Extracted data entries
start

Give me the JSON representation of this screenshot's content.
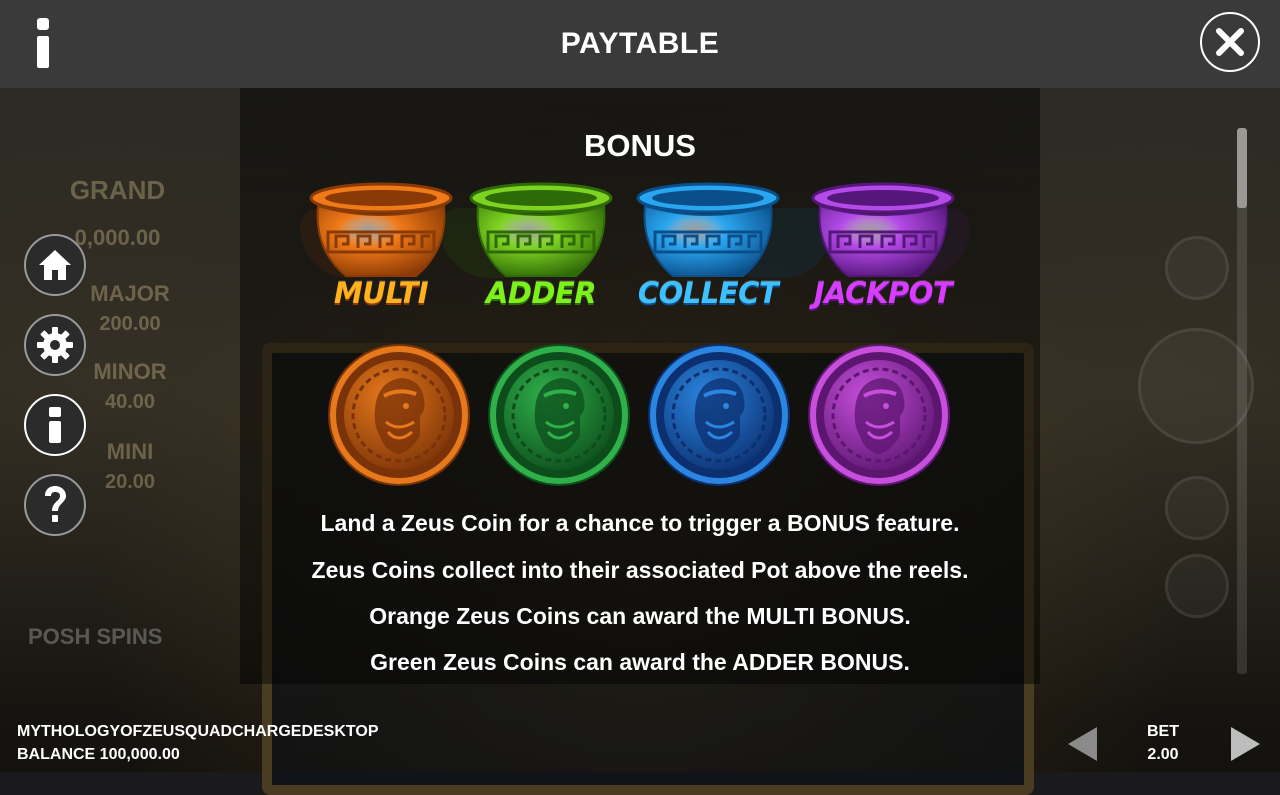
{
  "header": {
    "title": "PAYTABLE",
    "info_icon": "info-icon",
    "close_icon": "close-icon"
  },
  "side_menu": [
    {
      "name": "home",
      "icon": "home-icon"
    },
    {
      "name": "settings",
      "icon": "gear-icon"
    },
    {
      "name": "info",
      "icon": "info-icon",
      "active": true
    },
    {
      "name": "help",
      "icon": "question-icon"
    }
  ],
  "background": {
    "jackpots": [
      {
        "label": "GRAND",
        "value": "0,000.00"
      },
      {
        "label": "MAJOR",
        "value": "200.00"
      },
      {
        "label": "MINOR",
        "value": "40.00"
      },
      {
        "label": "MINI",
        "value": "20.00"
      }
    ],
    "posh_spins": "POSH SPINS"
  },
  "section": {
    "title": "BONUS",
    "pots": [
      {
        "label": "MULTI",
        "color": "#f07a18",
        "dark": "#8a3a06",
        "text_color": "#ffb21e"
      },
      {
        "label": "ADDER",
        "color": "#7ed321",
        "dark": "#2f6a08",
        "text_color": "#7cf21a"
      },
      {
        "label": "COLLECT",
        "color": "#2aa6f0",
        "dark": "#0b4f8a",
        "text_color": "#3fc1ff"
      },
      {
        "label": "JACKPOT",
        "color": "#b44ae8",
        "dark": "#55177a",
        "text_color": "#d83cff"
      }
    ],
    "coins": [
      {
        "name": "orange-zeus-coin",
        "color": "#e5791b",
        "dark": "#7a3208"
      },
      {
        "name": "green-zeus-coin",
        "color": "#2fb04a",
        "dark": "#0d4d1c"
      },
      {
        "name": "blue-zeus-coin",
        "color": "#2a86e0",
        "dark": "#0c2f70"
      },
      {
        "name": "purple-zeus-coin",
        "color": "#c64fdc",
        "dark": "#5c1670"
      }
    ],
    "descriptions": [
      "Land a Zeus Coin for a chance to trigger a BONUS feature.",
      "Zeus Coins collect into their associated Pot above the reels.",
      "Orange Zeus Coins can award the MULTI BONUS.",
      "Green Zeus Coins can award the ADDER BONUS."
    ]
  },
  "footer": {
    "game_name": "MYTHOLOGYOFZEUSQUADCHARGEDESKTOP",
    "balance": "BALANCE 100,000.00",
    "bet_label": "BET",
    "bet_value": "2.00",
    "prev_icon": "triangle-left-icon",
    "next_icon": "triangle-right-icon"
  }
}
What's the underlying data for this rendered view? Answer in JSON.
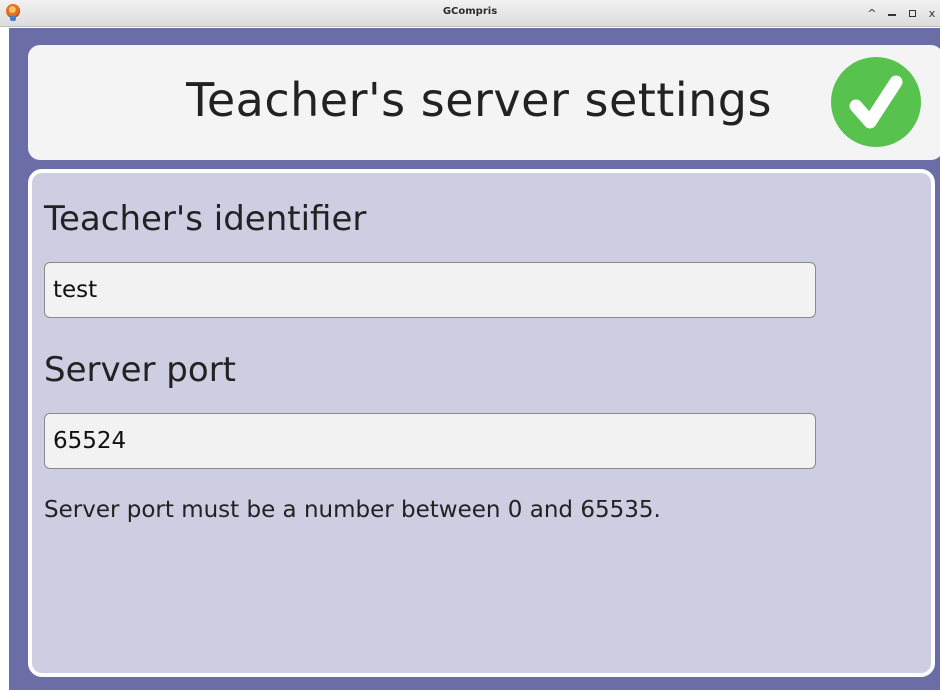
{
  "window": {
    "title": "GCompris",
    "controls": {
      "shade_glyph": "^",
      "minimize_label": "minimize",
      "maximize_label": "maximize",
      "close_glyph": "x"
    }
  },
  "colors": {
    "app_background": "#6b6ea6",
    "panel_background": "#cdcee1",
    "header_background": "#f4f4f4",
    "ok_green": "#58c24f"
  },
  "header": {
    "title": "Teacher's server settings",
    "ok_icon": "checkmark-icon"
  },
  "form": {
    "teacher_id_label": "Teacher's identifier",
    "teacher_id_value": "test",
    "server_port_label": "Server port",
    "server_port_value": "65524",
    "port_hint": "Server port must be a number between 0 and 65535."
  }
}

end

__EXERCISE TASK__
Using the records above, retype everything exactly except the pictures.

__SOLUTION FOR THIS TASK__
Give me the JSON representation of this screenshot's content.
{
  "header": {
    "title": "PAYTABLE",
    "info_icon": "info-icon",
    "close_icon": "close-icon"
  },
  "side_menu": [
    {
      "name": "home",
      "icon": "home-icon"
    },
    {
      "name": "settings",
      "icon": "gear-icon"
    },
    {
      "name": "info",
      "icon": "info-icon",
      "active": true
    },
    {
      "name": "help",
      "icon": "question-icon"
    }
  ],
  "background": {
    "jackpots": [
      {
        "label": "GRAND",
        "value": "0,000.00"
      },
      {
        "label": "MAJOR",
        "value": "200.00"
      },
      {
        "label": "MINOR",
        "value": "40.00"
      },
      {
        "label": "MINI",
        "value": "20.00"
      }
    ],
    "posh_spins": "POSH SPINS"
  },
  "section": {
    "title": "BONUS",
    "pots": [
      {
        "label": "MULTI",
        "color": "#f07a18",
        "dark": "#8a3a06",
        "text_color": "#ffb21e"
      },
      {
        "label": "ADDER",
        "color": "#7ed321",
        "dark": "#2f6a08",
        "text_color": "#7cf21a"
      },
      {
        "label": "COLLECT",
        "color": "#2aa6f0",
        "dark": "#0b4f8a",
        "text_color": "#3fc1ff"
      },
      {
        "label": "JACKPOT",
        "color": "#b44ae8",
        "dark": "#55177a",
        "text_color": "#d83cff"
      }
    ],
    "coins": [
      {
        "name": "orange-zeus-coin",
        "color": "#e5791b",
        "dark": "#7a3208"
      },
      {
        "name": "green-zeus-coin",
        "color": "#2fb04a",
        "dark": "#0d4d1c"
      },
      {
        "name": "blue-zeus-coin",
        "color": "#2a86e0",
        "dark": "#0c2f70"
      },
      {
        "name": "purple-zeus-coin",
        "color": "#c64fdc",
        "dark": "#5c1670"
      }
    ],
    "descriptions": [
      "Land a Zeus Coin for a chance to trigger a BONUS feature.",
      "Zeus Coins collect into their associated Pot above the reels.",
      "Orange Zeus Coins can award the MULTI BONUS.",
      "Green Zeus Coins can award the ADDER BONUS."
    ]
  },
  "footer": {
    "game_name": "MYTHOLOGYOFZEUSQUADCHARGEDESKTOP",
    "balance": "BALANCE 100,000.00",
    "bet_label": "BET",
    "bet_value": "2.00",
    "prev_icon": "triangle-left-icon",
    "next_icon": "triangle-right-icon"
  }
}
What's the underlying data for this rendered view? Answer in JSON.
{
  "window": {
    "title": "GCompris",
    "controls": {
      "shade_glyph": "^",
      "minimize_label": "minimize",
      "maximize_label": "maximize",
      "close_glyph": "x"
    }
  },
  "colors": {
    "app_background": "#6b6ea6",
    "panel_background": "#cdcee1",
    "header_background": "#f4f4f4",
    "ok_green": "#58c24f"
  },
  "header": {
    "title": "Teacher's server settings",
    "ok_icon": "checkmark-icon"
  },
  "form": {
    "teacher_id_label": "Teacher's identifier",
    "teacher_id_value": "test",
    "server_port_label": "Server port",
    "server_port_value": "65524",
    "port_hint": "Server port must be a number between 0 and 65535."
  }
}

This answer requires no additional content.